What you are asked to do:
List all the lines in these records that hold "JSON".

Records from a collection:
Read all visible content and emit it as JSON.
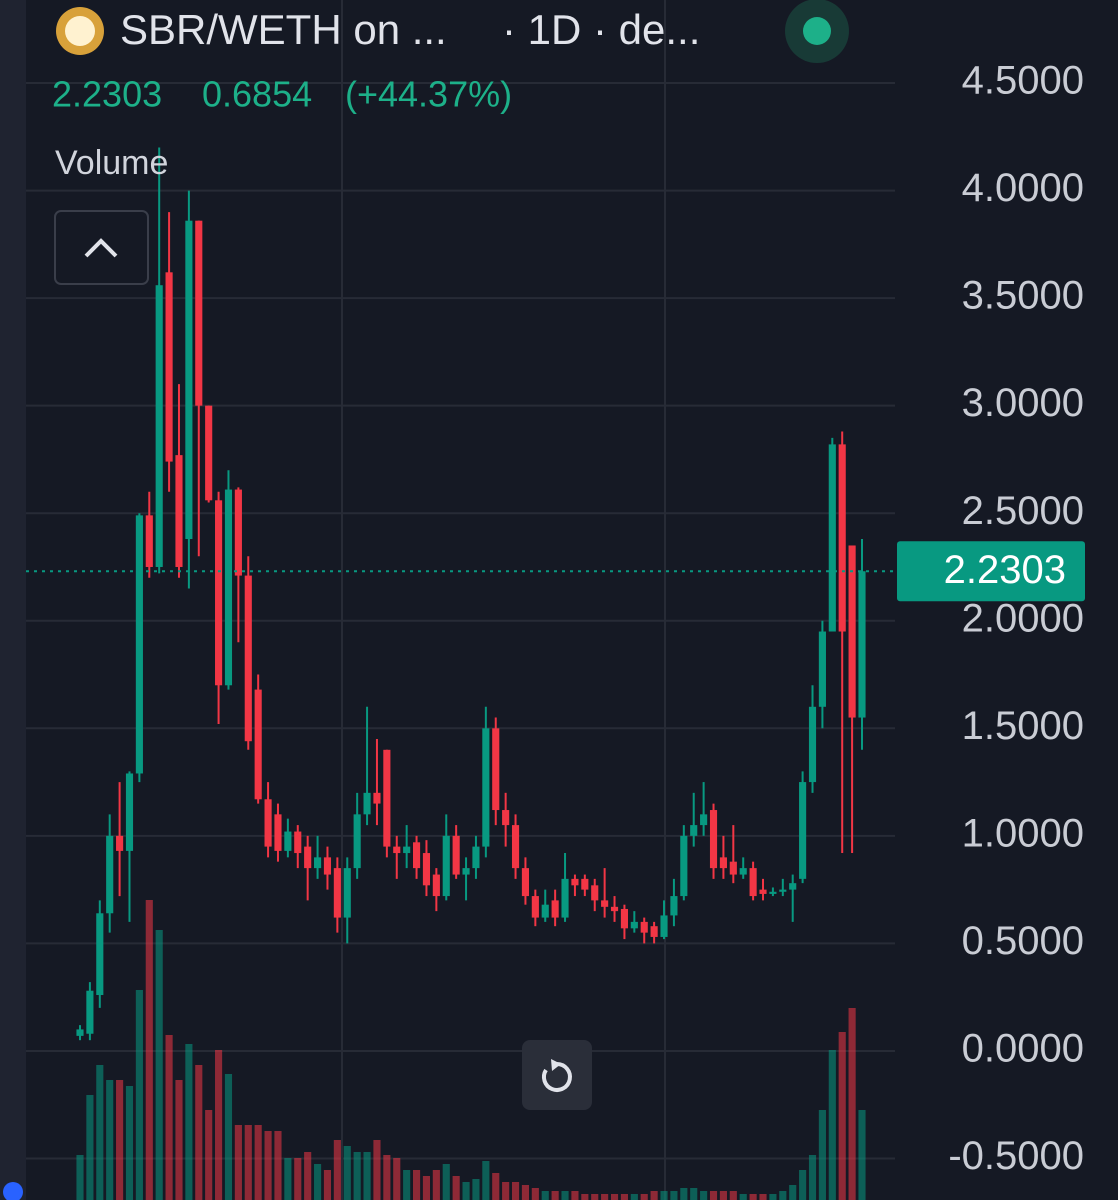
{
  "chart_data": {
    "type": "candlestick",
    "title": "SBR/WETH on ...",
    "interval": "· 1D · de...",
    "last_price": 2.2303,
    "change": 0.6854,
    "change_label": "(+44.37%)",
    "volume_label": "Volume",
    "up_color": "#089981",
    "down_color": "#f23645",
    "ylim": [
      -0.693,
      4.886
    ],
    "yticks": [
      {
        "value": -0.5,
        "label": "-0.5000"
      },
      {
        "value": 0,
        "label": "0.0000"
      },
      {
        "value": 0.5,
        "label": "0.5000"
      },
      {
        "value": 1,
        "label": "1.0000"
      },
      {
        "value": 1.5,
        "label": "1.5000"
      },
      {
        "value": 2,
        "label": "2.0000"
      },
      {
        "value": 2.5,
        "label": "2.5000"
      },
      {
        "value": 3,
        "label": "3.0000"
      },
      {
        "value": 3.5,
        "label": "3.5000"
      },
      {
        "value": 4,
        "label": "4.0000"
      },
      {
        "value": 4.5,
        "label": "4.5000"
      }
    ],
    "grid": true,
    "open": [
      0.07,
      0.08,
      0.26,
      0.64,
      1.0,
      0.93,
      1.29,
      2.49,
      2.25,
      3.62,
      2.77,
      2.38,
      3.86,
      3.0,
      2.56,
      1.7,
      2.61,
      2.21,
      1.68,
      1.17,
      1.1,
      0.93,
      1.02,
      0.95,
      0.85,
      0.9,
      0.85,
      0.62,
      0.85,
      1.1,
      1.2,
      1.4,
      0.95,
      0.92,
      0.97,
      0.92,
      0.82,
      0.72,
      1.0,
      0.82,
      0.85,
      0.95,
      1.5,
      1.12,
      1.05,
      0.85,
      0.72,
      0.62,
      0.7,
      0.62,
      0.8,
      0.8,
      0.77,
      0.7,
      0.67,
      0.66,
      0.57,
      0.6,
      0.58,
      0.53,
      0.63,
      0.72,
      1.0,
      1.05,
      1.12,
      0.9,
      0.88,
      0.82,
      0.85,
      0.75,
      0.73,
      0.74,
      0.75,
      0.8,
      1.25,
      1.6,
      1.95,
      2.82,
      2.35,
      1.55
    ],
    "high": [
      0.12,
      0.32,
      0.7,
      1.1,
      1.25,
      1.3,
      2.5,
      2.6,
      4.2,
      3.9,
      3.1,
      4.0,
      3.86,
      3.0,
      2.6,
      2.7,
      2.62,
      2.3,
      1.75,
      1.25,
      1.15,
      1.08,
      1.05,
      1.0,
      1.0,
      0.95,
      0.9,
      0.9,
      1.2,
      1.6,
      1.45,
      1.4,
      1.0,
      1.05,
      1.0,
      0.98,
      0.85,
      1.1,
      1.05,
      0.9,
      1.0,
      1.6,
      1.55,
      1.2,
      1.1,
      0.9,
      0.75,
      0.75,
      0.75,
      0.92,
      0.82,
      0.82,
      0.8,
      0.85,
      0.72,
      0.68,
      0.65,
      0.62,
      0.6,
      0.7,
      0.8,
      1.05,
      1.2,
      1.25,
      1.15,
      1.0,
      1.05,
      0.9,
      0.88,
      0.8,
      0.76,
      0.8,
      0.82,
      1.3,
      1.7,
      2.0,
      2.85,
      2.88,
      2.35,
      2.38
    ],
    "low": [
      0.05,
      0.05,
      0.2,
      0.55,
      0.72,
      0.6,
      1.25,
      2.2,
      2.22,
      2.6,
      2.2,
      2.15,
      2.3,
      2.55,
      1.52,
      1.68,
      1.9,
      1.4,
      1.15,
      0.9,
      0.88,
      0.9,
      0.85,
      0.7,
      0.8,
      0.75,
      0.55,
      0.5,
      0.8,
      1.05,
      1.05,
      0.9,
      0.8,
      0.85,
      0.8,
      0.72,
      0.65,
      0.7,
      0.8,
      0.7,
      0.8,
      0.9,
      1.05,
      0.95,
      0.8,
      0.68,
      0.58,
      0.6,
      0.58,
      0.6,
      0.72,
      0.72,
      0.65,
      0.62,
      0.6,
      0.52,
      0.55,
      0.5,
      0.5,
      0.52,
      0.58,
      0.7,
      0.95,
      1.0,
      0.8,
      0.8,
      0.78,
      0.8,
      0.7,
      0.7,
      0.72,
      0.72,
      0.6,
      0.78,
      1.2,
      1.5,
      1.95,
      0.92,
      0.92,
      1.4
    ],
    "close": [
      0.1,
      0.28,
      0.64,
      1.0,
      0.93,
      1.29,
      2.49,
      2.25,
      3.56,
      2.74,
      2.25,
      3.86,
      3.0,
      2.56,
      1.7,
      2.61,
      2.21,
      1.44,
      1.17,
      0.95,
      0.93,
      1.02,
      0.92,
      0.85,
      0.9,
      0.82,
      0.62,
      0.85,
      1.1,
      1.2,
      1.15,
      0.95,
      0.92,
      0.95,
      0.85,
      0.77,
      0.72,
      1.0,
      0.82,
      0.85,
      0.95,
      1.5,
      1.12,
      1.05,
      0.85,
      0.72,
      0.62,
      0.68,
      0.62,
      0.8,
      0.77,
      0.75,
      0.7,
      0.67,
      0.65,
      0.57,
      0.6,
      0.55,
      0.53,
      0.63,
      0.72,
      1.0,
      1.05,
      1.1,
      0.85,
      0.85,
      0.82,
      0.85,
      0.72,
      0.73,
      0.74,
      0.75,
      0.78,
      1.25,
      1.6,
      1.95,
      2.82,
      1.95,
      1.55,
      2.2303
    ],
    "volume": [
      15,
      35,
      45,
      40,
      40,
      38,
      70,
      100,
      90,
      55,
      40,
      52,
      45,
      30,
      50,
      42,
      25,
      25,
      25,
      23,
      23,
      14,
      14,
      16,
      12,
      10,
      20,
      18,
      16,
      16,
      20,
      15,
      14,
      10,
      10,
      8,
      10,
      12,
      8,
      6,
      7,
      13,
      9,
      6,
      6,
      5,
      4,
      3,
      3,
      3,
      3,
      2,
      2,
      2,
      2,
      2,
      2,
      2,
      3,
      3,
      3,
      4,
      4,
      3,
      3,
      3,
      3,
      2,
      2,
      2,
      2,
      3,
      5,
      10,
      15,
      30,
      50,
      56,
      64,
      30
    ]
  }
}
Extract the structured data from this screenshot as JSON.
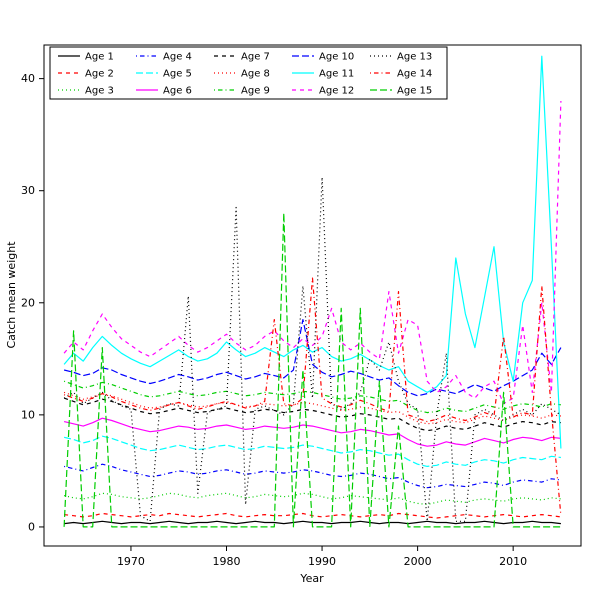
{
  "figure": {
    "background": "#ffffff",
    "border": "#000000"
  },
  "chart_data": {
    "type": "line",
    "title": "",
    "xlabel": "Year",
    "ylabel": "Catch mean weight",
    "x_range": [
      1960.9,
      2017.1
    ],
    "y_range": [
      -1.7,
      43.0
    ],
    "xticks": [
      1970,
      1980,
      1990,
      2000,
      2010
    ],
    "yticks": [
      0,
      10,
      20,
      30,
      40
    ],
    "grid": false,
    "legend": {
      "position": "top-left",
      "ncol": 5,
      "order": "column-major"
    },
    "x": [
      1963,
      1964,
      1965,
      1966,
      1967,
      1968,
      1969,
      1970,
      1971,
      1972,
      1973,
      1974,
      1975,
      1976,
      1977,
      1978,
      1979,
      1980,
      1981,
      1982,
      1983,
      1984,
      1985,
      1986,
      1987,
      1988,
      1989,
      1990,
      1991,
      1992,
      1993,
      1994,
      1995,
      1996,
      1997,
      1998,
      1999,
      2000,
      2001,
      2002,
      2003,
      2004,
      2005,
      2006,
      2007,
      2008,
      2009,
      2010,
      2011,
      2012,
      2013,
      2014,
      2015
    ],
    "series": [
      {
        "name": "Age 1",
        "color": "#000000",
        "lty": "solid",
        "values": [
          0.3,
          0.4,
          0.3,
          0.4,
          0.5,
          0.4,
          0.3,
          0.4,
          0.4,
          0.3,
          0.4,
          0.5,
          0.4,
          0.3,
          0.4,
          0.4,
          0.5,
          0.4,
          0.3,
          0.4,
          0.5,
          0.4,
          0.4,
          0.3,
          0.4,
          0.5,
          0.4,
          0.4,
          0.3,
          0.4,
          0.4,
          0.5,
          0.4,
          0.3,
          0.4,
          0.4,
          0.3,
          0.4,
          0.5,
          0.4,
          0.4,
          0.3,
          0.4,
          0.4,
          0.5,
          0.4,
          0.3,
          0.4,
          0.4,
          0.5,
          0.4,
          0.4,
          0.3
        ]
      },
      {
        "name": "Age 2",
        "color": "#FF0000",
        "lty": "dashed",
        "values": [
          1.1,
          1.0,
          0.9,
          1.0,
          1.2,
          1.1,
          1.0,
          0.9,
          1.0,
          1.1,
          1.0,
          1.2,
          1.1,
          1.0,
          0.9,
          1.0,
          1.1,
          1.2,
          1.0,
          0.9,
          1.0,
          1.1,
          1.0,
          1.0,
          1.1,
          1.2,
          1.0,
          0.9,
          1.0,
          1.1,
          1.0,
          0.9,
          1.0,
          1.1,
          1.0,
          1.2,
          1.1,
          1.0,
          0.9,
          0.8,
          0.9,
          1.0,
          1.1,
          1.0,
          0.9,
          1.0,
          1.1,
          1.0,
          0.9,
          1.0,
          1.1,
          1.0,
          0.9
        ]
      },
      {
        "name": "Age 3",
        "color": "#00CD00",
        "lty": "dotted",
        "values": [
          2.8,
          2.6,
          2.5,
          2.7,
          3.0,
          2.9,
          2.7,
          2.6,
          2.5,
          2.6,
          2.8,
          3.0,
          2.9,
          2.7,
          2.6,
          2.8,
          2.9,
          3.0,
          2.8,
          2.6,
          2.7,
          2.9,
          2.8,
          2.7,
          2.8,
          3.0,
          2.9,
          2.7,
          2.5,
          2.6,
          2.8,
          2.7,
          2.6,
          2.5,
          2.4,
          2.6,
          2.3,
          2.1,
          2.0,
          2.2,
          2.4,
          2.3,
          2.2,
          2.4,
          2.5,
          2.4,
          2.3,
          2.5,
          2.6,
          2.5,
          2.4,
          2.6,
          2.5
        ]
      },
      {
        "name": "Age 4",
        "color": "#0000FF",
        "lty": "dotdash",
        "values": [
          5.4,
          5.2,
          5.0,
          5.3,
          5.6,
          5.4,
          5.1,
          4.9,
          4.7,
          4.5,
          4.6,
          4.8,
          5.0,
          4.9,
          4.7,
          4.8,
          5.0,
          5.1,
          4.9,
          4.7,
          4.8,
          5.0,
          4.9,
          4.8,
          4.9,
          5.1,
          5.0,
          4.8,
          4.6,
          4.5,
          4.6,
          4.8,
          4.7,
          4.5,
          4.3,
          4.4,
          4.0,
          3.7,
          3.5,
          3.6,
          3.8,
          3.7,
          3.6,
          3.8,
          4.0,
          3.9,
          3.7,
          4.0,
          4.2,
          4.1,
          4.0,
          4.3,
          4.2
        ]
      },
      {
        "name": "Age 5",
        "color": "#00FFFF",
        "lty": "longdash",
        "values": [
          8.0,
          7.8,
          7.5,
          7.7,
          8.1,
          7.9,
          7.6,
          7.3,
          7.0,
          6.8,
          6.9,
          7.1,
          7.3,
          7.1,
          6.9,
          7.0,
          7.2,
          7.3,
          7.1,
          6.9,
          7.0,
          7.2,
          7.1,
          7.0,
          7.1,
          7.3,
          7.2,
          7.0,
          6.8,
          6.6,
          6.7,
          6.9,
          6.8,
          6.6,
          6.4,
          6.5,
          6.0,
          5.6,
          5.4,
          5.5,
          5.8,
          5.6,
          5.5,
          5.8,
          6.0,
          5.9,
          5.7,
          6.0,
          6.2,
          6.1,
          6.0,
          6.3,
          6.2
        ]
      },
      {
        "name": "Age 6",
        "color": "#FF00FF",
        "lty": "solid",
        "values": [
          9.4,
          9.2,
          9.0,
          9.3,
          9.7,
          9.5,
          9.2,
          8.9,
          8.7,
          8.5,
          8.6,
          8.8,
          9.0,
          8.9,
          8.7,
          8.8,
          9.0,
          9.1,
          8.9,
          8.7,
          8.8,
          9.0,
          8.9,
          8.8,
          8.9,
          9.1,
          9.0,
          8.8,
          8.6,
          8.4,
          8.5,
          8.7,
          8.6,
          8.4,
          8.2,
          8.3,
          7.8,
          7.4,
          7.2,
          7.3,
          7.6,
          7.4,
          7.3,
          7.6,
          7.9,
          7.7,
          7.5,
          7.8,
          8.0,
          7.9,
          7.7,
          8.0,
          7.9
        ]
      },
      {
        "name": "Age 7",
        "color": "#000000",
        "lty": "dashed",
        "values": [
          11.5,
          11.2,
          10.9,
          11.1,
          11.4,
          11.2,
          10.9,
          10.6,
          10.3,
          10.1,
          10.2,
          10.4,
          10.6,
          10.4,
          10.2,
          10.3,
          10.5,
          10.6,
          10.4,
          10.2,
          10.3,
          10.5,
          10.4,
          10.2,
          10.3,
          10.5,
          10.4,
          10.2,
          10.0,
          9.8,
          9.9,
          10.1,
          10.0,
          9.8,
          9.6,
          9.7,
          9.2,
          8.8,
          8.6,
          8.7,
          9.0,
          8.8,
          8.7,
          9.0,
          9.3,
          9.1,
          8.9,
          9.2,
          9.4,
          9.3,
          9.1,
          9.4,
          9.3
        ]
      },
      {
        "name": "Age 8",
        "color": "#FF0000",
        "lty": "dotted",
        "values": [
          12.0,
          11.7,
          11.4,
          11.6,
          11.9,
          11.7,
          11.4,
          11.1,
          10.8,
          10.6,
          10.7,
          10.9,
          11.1,
          10.9,
          10.7,
          10.8,
          11.0,
          11.1,
          10.9,
          10.7,
          10.8,
          11.0,
          10.9,
          10.8,
          10.9,
          11.1,
          11.0,
          10.8,
          10.6,
          10.4,
          10.5,
          10.7,
          10.6,
          10.4,
          10.2,
          10.3,
          9.8,
          9.4,
          9.2,
          9.3,
          9.6,
          9.4,
          9.3,
          9.6,
          9.9,
          9.7,
          9.5,
          9.8,
          10.0,
          9.9,
          9.7,
          10.0,
          9.9
        ]
      },
      {
        "name": "Age 9",
        "color": "#00CD00",
        "lty": "dotdash",
        "values": [
          13.0,
          12.7,
          12.4,
          12.6,
          12.9,
          12.7,
          12.4,
          12.1,
          11.8,
          11.6,
          11.7,
          11.9,
          12.1,
          11.9,
          11.7,
          11.8,
          12.0,
          12.1,
          11.9,
          11.7,
          11.8,
          12.0,
          11.9,
          11.8,
          11.9,
          12.1,
          12.0,
          11.8,
          11.6,
          11.4,
          11.5,
          11.7,
          11.6,
          11.4,
          11.2,
          11.3,
          10.8,
          10.4,
          10.2,
          10.3,
          10.6,
          10.4,
          10.3,
          10.6,
          10.9,
          10.7,
          10.5,
          10.8,
          11.0,
          10.9,
          10.7,
          11.0,
          10.9
        ]
      },
      {
        "name": "Age 10",
        "color": "#0000FF",
        "lty": "longdash",
        "values": [
          14.0,
          13.8,
          13.5,
          13.7,
          14.2,
          14.0,
          13.6,
          13.3,
          13.0,
          12.8,
          13.0,
          13.3,
          13.6,
          13.4,
          13.1,
          13.3,
          13.6,
          13.8,
          13.5,
          13.2,
          13.4,
          13.7,
          13.5,
          13.3,
          14.0,
          18.5,
          14.5,
          13.8,
          13.4,
          13.6,
          13.9,
          13.7,
          13.4,
          13.1,
          13.3,
          12.6,
          12.0,
          11.7,
          11.9,
          12.3,
          12.1,
          11.9,
          12.3,
          12.7,
          12.4,
          12.1,
          12.6,
          13.0,
          13.5,
          14.0,
          15.5,
          14.5,
          16.0
        ]
      },
      {
        "name": "Age 11",
        "color": "#00FFFF",
        "lty": "solid",
        "values": [
          14.5,
          15.5,
          14.8,
          16.0,
          17.0,
          16.2,
          15.5,
          15.0,
          14.6,
          14.3,
          14.8,
          15.3,
          15.8,
          15.2,
          14.8,
          15.0,
          15.5,
          16.5,
          15.8,
          15.2,
          15.5,
          16.0,
          15.6,
          15.2,
          15.8,
          16.2,
          15.6,
          16.0,
          15.2,
          14.8,
          15.0,
          15.4,
          14.9,
          14.4,
          14.0,
          14.3,
          13.0,
          12.5,
          12.0,
          12.5,
          13.5,
          24.0,
          19.0,
          16.0,
          20.5,
          25.0,
          16.5,
          13.0,
          20.0,
          22.0,
          42.0,
          25.0,
          7.0
        ]
      },
      {
        "name": "Age 12",
        "color": "#FF00FF",
        "lty": "dashed",
        "values": [
          15.5,
          16.5,
          15.8,
          17.5,
          19.0,
          17.8,
          16.8,
          16.2,
          15.6,
          15.2,
          15.8,
          16.4,
          17.0,
          16.2,
          15.6,
          16.0,
          16.6,
          17.2,
          16.4,
          15.8,
          16.2,
          17.0,
          17.5,
          16.6,
          16.0,
          16.8,
          16.2,
          17.0,
          19.5,
          16.5,
          15.8,
          16.4,
          15.6,
          15.0,
          21.0,
          15.5,
          18.5,
          18.0,
          13.0,
          12.0,
          12.5,
          13.5,
          12.0,
          11.5,
          12.5,
          13.0,
          11.0,
          11.5,
          18.0,
          12.0,
          20.0,
          12.0,
          38.0
        ]
      },
      {
        "name": "Age 13",
        "color": "#000000",
        "lty": "dotted",
        "values": [
          11.5,
          12.0,
          11.0,
          11.5,
          12.0,
          11.3,
          10.8,
          10.5,
          1.0,
          0.5,
          10.5,
          11.0,
          10.8,
          20.6,
          3.0,
          10.2,
          10.5,
          10.8,
          28.5,
          2.0,
          10.5,
          10.8,
          10.4,
          10.0,
          11.0,
          21.5,
          11.5,
          31.2,
          11.0,
          10.5,
          11.0,
          12.0,
          15.0,
          14.0,
          16.5,
          13.0,
          11.0,
          10.5,
          0.5,
          10.0,
          15.5,
          0.5,
          0.5,
          10.0,
          10.5,
          10.0,
          9.5,
          10.0,
          10.5,
          10.0,
          11.0,
          10.5,
          10.0
        ]
      },
      {
        "name": "Age 14",
        "color": "#FF0000",
        "lty": "dotdash",
        "values": [
          11.8,
          11.5,
          11.2,
          11.5,
          11.9,
          11.6,
          11.2,
          10.9,
          10.6,
          10.4,
          10.6,
          10.9,
          11.1,
          10.8,
          10.5,
          10.7,
          11.0,
          11.2,
          10.9,
          10.6,
          10.8,
          11.2,
          18.5,
          11.0,
          10.8,
          11.5,
          22.2,
          11.5,
          11.0,
          10.7,
          10.9,
          11.3,
          11.0,
          10.6,
          10.3,
          21.0,
          10.0,
          9.7,
          9.4,
          9.6,
          10.0,
          9.7,
          9.5,
          9.8,
          10.2,
          9.9,
          17.0,
          9.8,
          10.2,
          10.0,
          21.5,
          10.3,
          1.0
        ]
      },
      {
        "name": "Age 15",
        "color": "#00CD00",
        "lty": "longdash",
        "values": [
          0,
          17.5,
          0,
          0,
          16.0,
          0,
          0,
          0,
          0,
          0,
          0,
          0,
          0,
          0,
          0,
          0,
          0,
          0,
          0,
          0,
          0,
          0,
          0,
          28.0,
          0,
          14.0,
          0,
          0,
          0,
          19.5,
          0,
          19.5,
          0,
          13.0,
          0,
          9.0,
          0,
          0,
          0,
          0,
          0,
          0,
          0,
          0,
          0,
          0,
          12.0,
          0,
          0,
          0,
          0,
          0,
          0
        ]
      }
    ]
  }
}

Solution for this task:
Read all visible content and emit it as JSON.
Extract the structured data from this screenshot as JSON.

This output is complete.